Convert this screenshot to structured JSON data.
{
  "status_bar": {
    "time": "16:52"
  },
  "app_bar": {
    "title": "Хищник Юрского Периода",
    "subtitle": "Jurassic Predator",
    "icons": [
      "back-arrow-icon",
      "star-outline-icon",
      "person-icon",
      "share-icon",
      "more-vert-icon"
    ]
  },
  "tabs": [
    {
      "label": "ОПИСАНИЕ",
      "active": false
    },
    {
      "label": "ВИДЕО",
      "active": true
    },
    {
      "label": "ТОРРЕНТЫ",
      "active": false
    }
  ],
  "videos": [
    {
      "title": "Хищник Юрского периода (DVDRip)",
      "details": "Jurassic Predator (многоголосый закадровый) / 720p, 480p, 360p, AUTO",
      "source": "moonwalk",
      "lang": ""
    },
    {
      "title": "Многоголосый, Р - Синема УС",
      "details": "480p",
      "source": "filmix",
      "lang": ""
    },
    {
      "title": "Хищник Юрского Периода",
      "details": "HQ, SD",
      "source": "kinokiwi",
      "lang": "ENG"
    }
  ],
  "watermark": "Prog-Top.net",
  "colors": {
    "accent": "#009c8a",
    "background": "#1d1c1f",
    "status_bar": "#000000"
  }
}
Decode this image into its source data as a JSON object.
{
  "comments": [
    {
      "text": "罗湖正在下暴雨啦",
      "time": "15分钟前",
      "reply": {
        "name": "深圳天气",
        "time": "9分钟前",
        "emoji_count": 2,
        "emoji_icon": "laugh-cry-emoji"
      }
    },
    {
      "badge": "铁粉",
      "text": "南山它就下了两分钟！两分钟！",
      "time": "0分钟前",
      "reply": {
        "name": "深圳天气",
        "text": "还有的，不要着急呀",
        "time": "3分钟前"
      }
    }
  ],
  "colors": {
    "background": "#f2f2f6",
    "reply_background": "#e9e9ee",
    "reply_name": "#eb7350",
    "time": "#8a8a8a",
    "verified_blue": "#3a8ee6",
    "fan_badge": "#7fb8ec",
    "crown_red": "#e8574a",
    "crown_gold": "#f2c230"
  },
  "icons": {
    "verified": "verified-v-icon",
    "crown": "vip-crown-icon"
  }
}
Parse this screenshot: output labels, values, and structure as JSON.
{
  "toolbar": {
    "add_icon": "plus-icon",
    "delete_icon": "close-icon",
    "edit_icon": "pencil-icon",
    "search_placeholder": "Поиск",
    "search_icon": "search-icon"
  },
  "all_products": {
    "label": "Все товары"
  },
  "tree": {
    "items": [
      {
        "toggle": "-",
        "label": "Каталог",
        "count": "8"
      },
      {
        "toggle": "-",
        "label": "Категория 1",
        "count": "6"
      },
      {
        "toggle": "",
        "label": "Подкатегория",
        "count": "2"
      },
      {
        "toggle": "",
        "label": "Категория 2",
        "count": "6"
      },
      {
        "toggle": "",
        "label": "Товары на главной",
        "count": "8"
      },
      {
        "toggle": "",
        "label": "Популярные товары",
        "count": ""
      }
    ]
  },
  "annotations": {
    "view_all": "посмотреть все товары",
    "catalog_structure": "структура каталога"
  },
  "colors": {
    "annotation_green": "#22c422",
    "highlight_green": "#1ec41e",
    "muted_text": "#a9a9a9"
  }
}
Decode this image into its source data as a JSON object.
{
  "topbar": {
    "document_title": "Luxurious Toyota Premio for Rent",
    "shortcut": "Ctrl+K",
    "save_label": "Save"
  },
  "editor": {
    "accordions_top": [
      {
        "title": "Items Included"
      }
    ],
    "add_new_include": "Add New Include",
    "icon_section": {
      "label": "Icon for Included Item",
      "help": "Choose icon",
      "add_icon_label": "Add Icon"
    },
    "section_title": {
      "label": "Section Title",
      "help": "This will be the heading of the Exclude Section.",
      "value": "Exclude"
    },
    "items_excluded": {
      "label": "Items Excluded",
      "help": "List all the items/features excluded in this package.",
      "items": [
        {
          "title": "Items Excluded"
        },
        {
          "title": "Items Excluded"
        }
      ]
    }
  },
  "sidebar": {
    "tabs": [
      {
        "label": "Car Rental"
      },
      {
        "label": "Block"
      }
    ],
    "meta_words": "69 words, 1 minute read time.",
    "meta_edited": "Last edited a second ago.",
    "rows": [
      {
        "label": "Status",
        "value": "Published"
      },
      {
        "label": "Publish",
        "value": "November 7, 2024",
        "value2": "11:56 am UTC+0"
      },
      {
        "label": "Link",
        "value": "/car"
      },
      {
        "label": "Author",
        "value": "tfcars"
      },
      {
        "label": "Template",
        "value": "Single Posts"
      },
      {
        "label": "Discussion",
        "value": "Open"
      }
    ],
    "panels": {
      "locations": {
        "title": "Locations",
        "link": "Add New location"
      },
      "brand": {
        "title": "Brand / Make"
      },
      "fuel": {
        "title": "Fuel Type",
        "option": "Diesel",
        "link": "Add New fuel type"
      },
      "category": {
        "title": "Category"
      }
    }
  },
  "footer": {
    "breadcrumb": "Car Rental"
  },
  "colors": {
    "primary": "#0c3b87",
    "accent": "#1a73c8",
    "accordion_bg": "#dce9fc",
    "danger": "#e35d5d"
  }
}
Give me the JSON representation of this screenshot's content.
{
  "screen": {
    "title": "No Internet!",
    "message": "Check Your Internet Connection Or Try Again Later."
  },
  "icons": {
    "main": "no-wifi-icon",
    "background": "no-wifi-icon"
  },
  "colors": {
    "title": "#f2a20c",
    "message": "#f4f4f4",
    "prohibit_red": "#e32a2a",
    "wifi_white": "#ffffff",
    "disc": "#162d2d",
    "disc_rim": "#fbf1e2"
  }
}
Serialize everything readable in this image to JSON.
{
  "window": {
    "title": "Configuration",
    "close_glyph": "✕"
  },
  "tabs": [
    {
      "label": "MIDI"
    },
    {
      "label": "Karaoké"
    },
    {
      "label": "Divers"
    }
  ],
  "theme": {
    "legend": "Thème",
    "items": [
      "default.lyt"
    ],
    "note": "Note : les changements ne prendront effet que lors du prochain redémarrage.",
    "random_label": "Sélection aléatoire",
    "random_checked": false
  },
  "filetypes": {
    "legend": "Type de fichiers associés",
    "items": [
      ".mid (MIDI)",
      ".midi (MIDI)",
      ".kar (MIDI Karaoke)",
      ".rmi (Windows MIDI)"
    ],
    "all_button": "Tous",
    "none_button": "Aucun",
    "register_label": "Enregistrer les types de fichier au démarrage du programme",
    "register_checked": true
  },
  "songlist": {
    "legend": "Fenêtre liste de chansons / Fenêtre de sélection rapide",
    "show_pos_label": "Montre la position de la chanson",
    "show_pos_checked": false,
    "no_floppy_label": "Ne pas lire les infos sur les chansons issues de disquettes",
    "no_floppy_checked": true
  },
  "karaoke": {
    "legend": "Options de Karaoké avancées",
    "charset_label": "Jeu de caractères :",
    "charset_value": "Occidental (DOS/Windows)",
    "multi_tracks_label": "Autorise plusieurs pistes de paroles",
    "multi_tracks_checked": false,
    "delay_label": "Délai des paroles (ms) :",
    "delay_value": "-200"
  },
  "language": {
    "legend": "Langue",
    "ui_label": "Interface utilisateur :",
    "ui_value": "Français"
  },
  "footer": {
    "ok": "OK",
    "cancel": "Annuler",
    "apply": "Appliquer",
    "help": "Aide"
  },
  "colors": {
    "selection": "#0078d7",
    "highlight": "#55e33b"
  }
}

• [What needs to be done]:
Search the listing above for the string "Хищник". Copy every line that contains it.

• [Complete answer]:
    "title": "Хищник Юрского Периода",
      "title": "Хищник Юрского периода (DVDRip)",
      "title": "Хищник Юрского Периода",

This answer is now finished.